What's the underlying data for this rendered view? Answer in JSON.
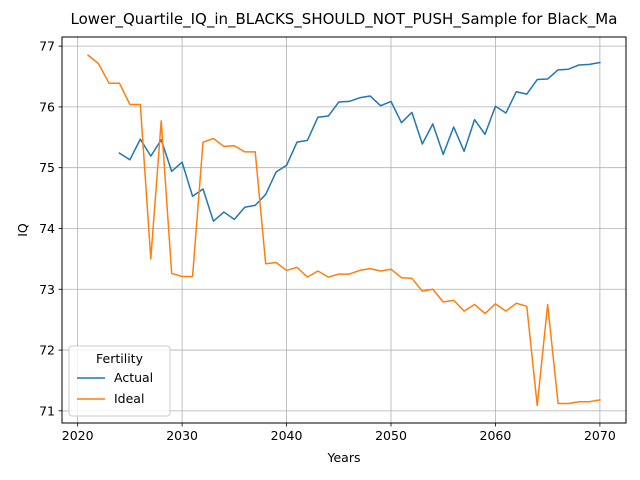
{
  "chart_data": {
    "type": "line",
    "title": "Lower_Quartile_IQ_in_BLACKS_SHOULD_NOT_PUSH_Sample for Black_Ma",
    "xlabel": "Years",
    "ylabel": "IQ",
    "xlim": [
      2018.5,
      2072.5
    ],
    "ylim": [
      70.8,
      77.15
    ],
    "xticks": [
      2020,
      2030,
      2040,
      2050,
      2060,
      2070
    ],
    "yticks": [
      71,
      72,
      73,
      74,
      75,
      76,
      77
    ],
    "grid": true,
    "legend": {
      "title": "Fertility",
      "placement": "lower-left"
    },
    "series": [
      {
        "name": "Actual",
        "color": "#1f77b4",
        "x": [
          2024,
          2025,
          2026,
          2027,
          2028,
          2029,
          2030,
          2031,
          2032,
          2033,
          2034,
          2035,
          2036,
          2037,
          2038,
          2039,
          2040,
          2041,
          2042,
          2043,
          2044,
          2045,
          2046,
          2047,
          2048,
          2049,
          2050,
          2051,
          2052,
          2053,
          2054,
          2055,
          2056,
          2057,
          2058,
          2059,
          2060,
          2061,
          2062,
          2063,
          2064,
          2065,
          2066,
          2067,
          2068,
          2069,
          2070
        ],
        "y": [
          75.24,
          75.13,
          75.47,
          75.19,
          75.46,
          74.94,
          75.09,
          74.53,
          74.65,
          74.12,
          74.27,
          74.15,
          74.35,
          74.38,
          74.56,
          74.93,
          75.04,
          75.42,
          75.45,
          75.83,
          75.85,
          76.08,
          76.09,
          76.15,
          76.18,
          76.02,
          76.09,
          75.74,
          75.91,
          75.39,
          75.72,
          75.22,
          75.67,
          75.27,
          75.79,
          75.55,
          76.01,
          75.9,
          76.25,
          76.21,
          76.45,
          76.46,
          76.61,
          76.62,
          76.69,
          76.7,
          76.73
        ]
      },
      {
        "name": "Ideal",
        "color": "#ff7f0e",
        "x": [
          2021,
          2022,
          2023,
          2024,
          2025,
          2026,
          2027,
          2028,
          2029,
          2030,
          2031,
          2032,
          2033,
          2034,
          2035,
          2036,
          2037,
          2038,
          2039,
          2040,
          2041,
          2042,
          2043,
          2044,
          2045,
          2046,
          2047,
          2048,
          2049,
          2050,
          2051,
          2052,
          2053,
          2054,
          2055,
          2056,
          2057,
          2058,
          2059,
          2060,
          2061,
          2062,
          2063,
          2064,
          2065,
          2066,
          2067,
          2068,
          2069,
          2070
        ],
        "y": [
          76.85,
          76.71,
          76.39,
          76.39,
          76.04,
          76.04,
          73.5,
          75.77,
          73.26,
          73.21,
          73.21,
          75.42,
          75.48,
          75.35,
          75.36,
          75.26,
          75.26,
          73.42,
          73.44,
          73.31,
          73.36,
          73.2,
          73.3,
          73.2,
          73.25,
          73.25,
          73.31,
          73.34,
          73.3,
          73.33,
          73.19,
          73.18,
          72.97,
          73.0,
          72.79,
          72.82,
          72.64,
          72.75,
          72.6,
          72.76,
          72.64,
          72.77,
          72.72,
          71.09,
          72.75,
          71.12,
          71.12,
          71.15,
          71.15,
          71.18
        ]
      }
    ]
  }
}
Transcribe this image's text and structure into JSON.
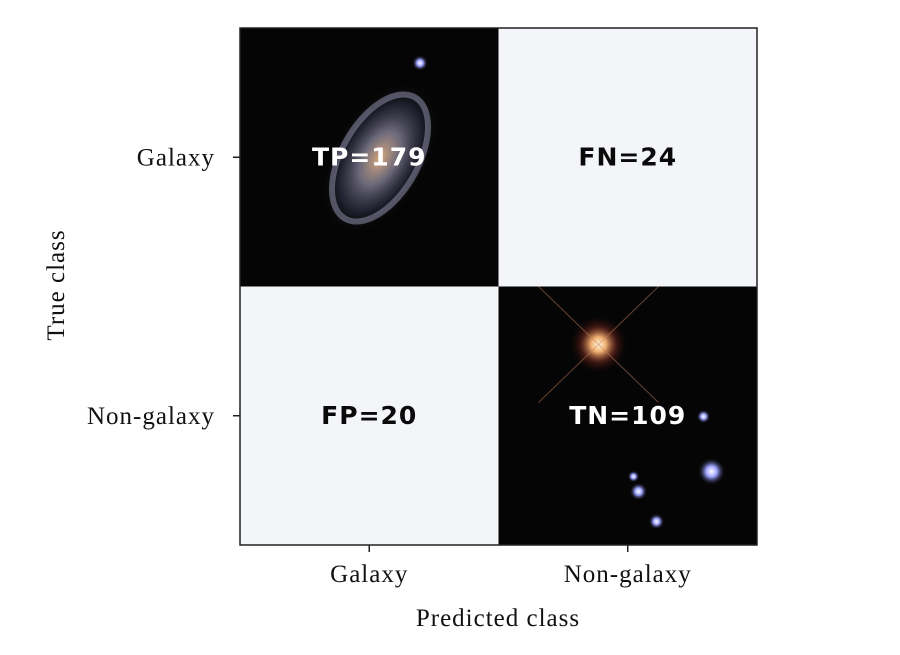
{
  "chart_data": {
    "type": "confusion_matrix",
    "xlabel": "Predicted class",
    "ylabel": "True class",
    "x_categories": [
      "Galaxy",
      "Non-galaxy"
    ],
    "y_categories": [
      "Galaxy",
      "Non-galaxy"
    ],
    "values": [
      [
        179,
        24
      ],
      [
        20,
        109
      ]
    ],
    "value_labels": [
      [
        "TP=179",
        "FN=24"
      ],
      [
        "FP=20",
        "TN=109"
      ]
    ]
  }
}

Work required:
All entries must be written out again exactly as given, with no pictures in the copy.

Output:
What's the underlying data for this rendered view? Answer in JSON.
{
  "chart_data": {
    "type": "line",
    "title": "Lower_Quartile_IQ_in_BLACKS_SHOULD_NOT_PUSH_Sample for Black_Ma",
    "xlabel": "Years",
    "ylabel": "IQ",
    "xlim": [
      2018.5,
      2072.5
    ],
    "ylim": [
      70.8,
      77.15
    ],
    "xticks": [
      2020,
      2030,
      2040,
      2050,
      2060,
      2070
    ],
    "yticks": [
      71,
      72,
      73,
      74,
      75,
      76,
      77
    ],
    "grid": true,
    "legend": {
      "title": "Fertility",
      "placement": "lower-left"
    },
    "series": [
      {
        "name": "Actual",
        "color": "#1f77b4",
        "x": [
          2024,
          2025,
          2026,
          2027,
          2028,
          2029,
          2030,
          2031,
          2032,
          2033,
          2034,
          2035,
          2036,
          2037,
          2038,
          2039,
          2040,
          2041,
          2042,
          2043,
          2044,
          2045,
          2046,
          2047,
          2048,
          2049,
          2050,
          2051,
          2052,
          2053,
          2054,
          2055,
          2056,
          2057,
          2058,
          2059,
          2060,
          2061,
          2062,
          2063,
          2064,
          2065,
          2066,
          2067,
          2068,
          2069,
          2070
        ],
        "y": [
          75.24,
          75.13,
          75.47,
          75.19,
          75.46,
          74.94,
          75.09,
          74.53,
          74.65,
          74.12,
          74.27,
          74.15,
          74.35,
          74.38,
          74.56,
          74.93,
          75.04,
          75.42,
          75.45,
          75.83,
          75.85,
          76.08,
          76.09,
          76.15,
          76.18,
          76.02,
          76.09,
          75.74,
          75.91,
          75.39,
          75.72,
          75.22,
          75.67,
          75.27,
          75.79,
          75.55,
          76.01,
          75.9,
          76.25,
          76.21,
          76.45,
          76.46,
          76.61,
          76.62,
          76.69,
          76.7,
          76.73
        ]
      },
      {
        "name": "Ideal",
        "color": "#ff7f0e",
        "x": [
          2021,
          2022,
          2023,
          2024,
          2025,
          2026,
          2027,
          2028,
          2029,
          2030,
          2031,
          2032,
          2033,
          2034,
          2035,
          2036,
          2037,
          2038,
          2039,
          2040,
          2041,
          2042,
          2043,
          2044,
          2045,
          2046,
          2047,
          2048,
          2049,
          2050,
          2051,
          2052,
          2053,
          2054,
          2055,
          2056,
          2057,
          2058,
          2059,
          2060,
          2061,
          2062,
          2063,
          2064,
          2065,
          2066,
          2067,
          2068,
          2069,
          2070
        ],
        "y": [
          76.85,
          76.71,
          76.39,
          76.39,
          76.04,
          76.04,
          73.5,
          75.77,
          73.26,
          73.21,
          73.21,
          75.42,
          75.48,
          75.35,
          75.36,
          75.26,
          75.26,
          73.42,
          73.44,
          73.31,
          73.36,
          73.2,
          73.3,
          73.2,
          73.25,
          73.25,
          73.31,
          73.34,
          73.3,
          73.33,
          73.19,
          73.18,
          72.97,
          73.0,
          72.79,
          72.82,
          72.64,
          72.75,
          72.6,
          72.76,
          72.64,
          72.77,
          72.72,
          71.09,
          72.75,
          71.12,
          71.12,
          71.15,
          71.15,
          71.18
        ]
      }
    ]
  }
}
Transcribe this image's text and structure into JSON.
{
  "chart_data": {
    "type": "confusion_matrix",
    "xlabel": "Predicted class",
    "ylabel": "True class",
    "x_categories": [
      "Galaxy",
      "Non-galaxy"
    ],
    "y_categories": [
      "Galaxy",
      "Non-galaxy"
    ],
    "values": [
      [
        179,
        24
      ],
      [
        20,
        109
      ]
    ],
    "value_labels": [
      [
        "TP=179",
        "FN=24"
      ],
      [
        "FP=20",
        "TN=109"
      ]
    ]
  }
}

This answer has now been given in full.